Keep the pictures out of the copy and repeat the records exactly.

+===+

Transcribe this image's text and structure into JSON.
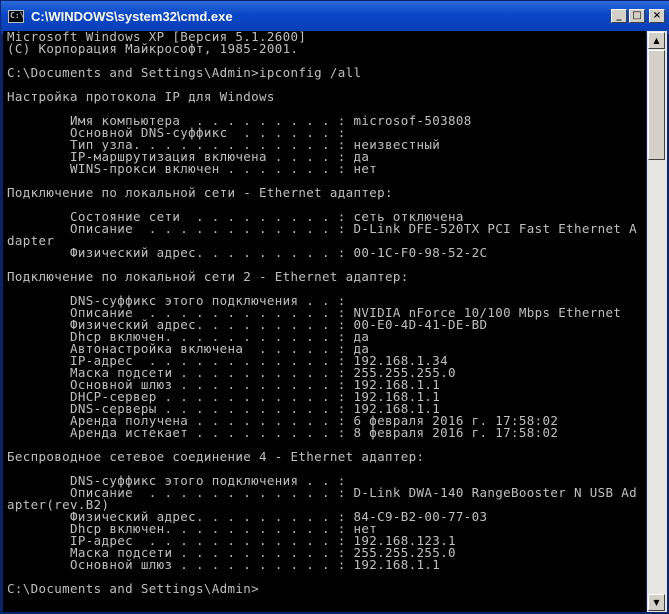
{
  "window": {
    "title": "C:\\WINDOWS\\system32\\cmd.exe",
    "icon_label": "C:\\",
    "buttons": {
      "minimize": "_",
      "maximize": "□",
      "close": "×"
    }
  },
  "scrollbar": {
    "up_arrow": "▲",
    "down_arrow": "▼"
  },
  "console": {
    "lines": [
      "Microsoft Windows XP [Версия 5.1.2600]",
      "(С) Корпорация Майкрософт, 1985-2001.",
      "",
      "C:\\Documents and Settings\\Admin>ipconfig /all",
      "",
      "Настройка протокола IP для Windows",
      "",
      "        Имя компьютера  . . . . . . . . . : microsof-503808",
      "        Основной DNS-суффикс  . . . . . . :",
      "        Тип узла. . . . . . . . . . . . . : неизвестный",
      "        IP-маршрутизация включена . . . . : да",
      "        WINS-прокси включен . . . . . . . : нет",
      "",
      "Подключение по локальной сети - Ethernet адаптер:",
      "",
      "        Состояние сети  . . . . . . . . . : сеть отключена",
      "        Описание  . . . . . . . . . . . . : D-Link DFE-520TX PCI Fast Ethernet A",
      "dapter",
      "        Физический адрес. . . . . . . . . : 00-1C-F0-98-52-2C",
      "",
      "Подключение по локальной сети 2 - Ethernet адаптер:",
      "",
      "        DNS-суффикс этого подключения . . :",
      "        Описание  . . . . . . . . . . . . : NVIDIA nForce 10/100 Mbps Ethernet",
      "        Физический адрес. . . . . . . . . : 00-E0-4D-41-DE-BD",
      "        Dhcp включен. . . . . . . . . . . : да",
      "        Автонастройка включена  . . . . . : да",
      "        IP-адрес  . . . . . . . . . . . . : 192.168.1.34",
      "        Маска подсети . . . . . . . . . . : 255.255.255.0",
      "        Основной шлюз . . . . . . . . . . : 192.168.1.1",
      "        DHCP-сервер . . . . . . . . . . . : 192.168.1.1",
      "        DNS-серверы . . . . . . . . . . . : 192.168.1.1",
      "        Аренда получена . . . . . . . . . : 6 февраля 2016 г. 17:58:02",
      "        Аренда истекает . . . . . . . . . : 8 февраля 2016 г. 17:58:02",
      "",
      "Беспроводное сетевое соединение 4 - Ethernet адаптер:",
      "",
      "        DNS-суффикс этого подключения . . :",
      "        Описание  . . . . . . . . . . . . : D-Link DWA-140 RangeBooster N USB Ad",
      "apter(rev.B2)",
      "        Физический адрес. . . . . . . . . : 84-C9-B2-00-77-03",
      "        Dhcp включен. . . . . . . . . . . : нет",
      "        IP-адрес  . . . . . . . . . . . . : 192.168.123.1",
      "        Маска подсети . . . . . . . . . . : 255.255.255.0",
      "        Основной шлюз . . . . . . . . . . : 192.168.1.1",
      "",
      "C:\\Documents and Settings\\Admin>"
    ]
  }
}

+===+

* _Answer_
Transcribe this image's text and structure into JSON.
{
  "window": {
    "title": "C:\\WINDOWS\\system32\\cmd.exe",
    "icon_label": "C:\\",
    "buttons": {
      "minimize": "_",
      "maximize": "□",
      "close": "×"
    }
  },
  "scrollbar": {
    "up_arrow": "▲",
    "down_arrow": "▼"
  },
  "console": {
    "lines": [
      "Microsoft Windows XP [Версия 5.1.2600]",
      "(С) Корпорация Майкрософт, 1985-2001.",
      "",
      "C:\\Documents and Settings\\Admin>ipconfig /all",
      "",
      "Настройка протокола IP для Windows",
      "",
      "        Имя компьютера  . . . . . . . . . : microsof-503808",
      "        Основной DNS-суффикс  . . . . . . :",
      "        Тип узла. . . . . . . . . . . . . : неизвестный",
      "        IP-маршрутизация включена . . . . : да",
      "        WINS-прокси включен . . . . . . . : нет",
      "",
      "Подключение по локальной сети - Ethernet адаптер:",
      "",
      "        Состояние сети  . . . . . . . . . : сеть отключена",
      "        Описание  . . . . . . . . . . . . : D-Link DFE-520TX PCI Fast Ethernet A",
      "dapter",
      "        Физический адрес. . . . . . . . . : 00-1C-F0-98-52-2C",
      "",
      "Подключение по локальной сети 2 - Ethernet адаптер:",
      "",
      "        DNS-суффикс этого подключения . . :",
      "        Описание  . . . . . . . . . . . . : NVIDIA nForce 10/100 Mbps Ethernet",
      "        Физический адрес. . . . . . . . . : 00-E0-4D-41-DE-BD",
      "        Dhcp включен. . . . . . . . . . . : да",
      "        Автонастройка включена  . . . . . : да",
      "        IP-адрес  . . . . . . . . . . . . : 192.168.1.34",
      "        Маска подсети . . . . . . . . . . : 255.255.255.0",
      "        Основной шлюз . . . . . . . . . . : 192.168.1.1",
      "        DHCP-сервер . . . . . . . . . . . : 192.168.1.1",
      "        DNS-серверы . . . . . . . . . . . : 192.168.1.1",
      "        Аренда получена . . . . . . . . . : 6 февраля 2016 г. 17:58:02",
      "        Аренда истекает . . . . . . . . . : 8 февраля 2016 г. 17:58:02",
      "",
      "Беспроводное сетевое соединение 4 - Ethernet адаптер:",
      "",
      "        DNS-суффикс этого подключения . . :",
      "        Описание  . . . . . . . . . . . . : D-Link DWA-140 RangeBooster N USB Ad",
      "apter(rev.B2)",
      "        Физический адрес. . . . . . . . . : 84-C9-B2-00-77-03",
      "        Dhcp включен. . . . . . . . . . . : нет",
      "        IP-адрес  . . . . . . . . . . . . : 192.168.123.1",
      "        Маска подсети . . . . . . . . . . : 255.255.255.0",
      "        Основной шлюз . . . . . . . . . . : 192.168.1.1",
      "",
      "C:\\Documents and Settings\\Admin>"
    ]
  }
}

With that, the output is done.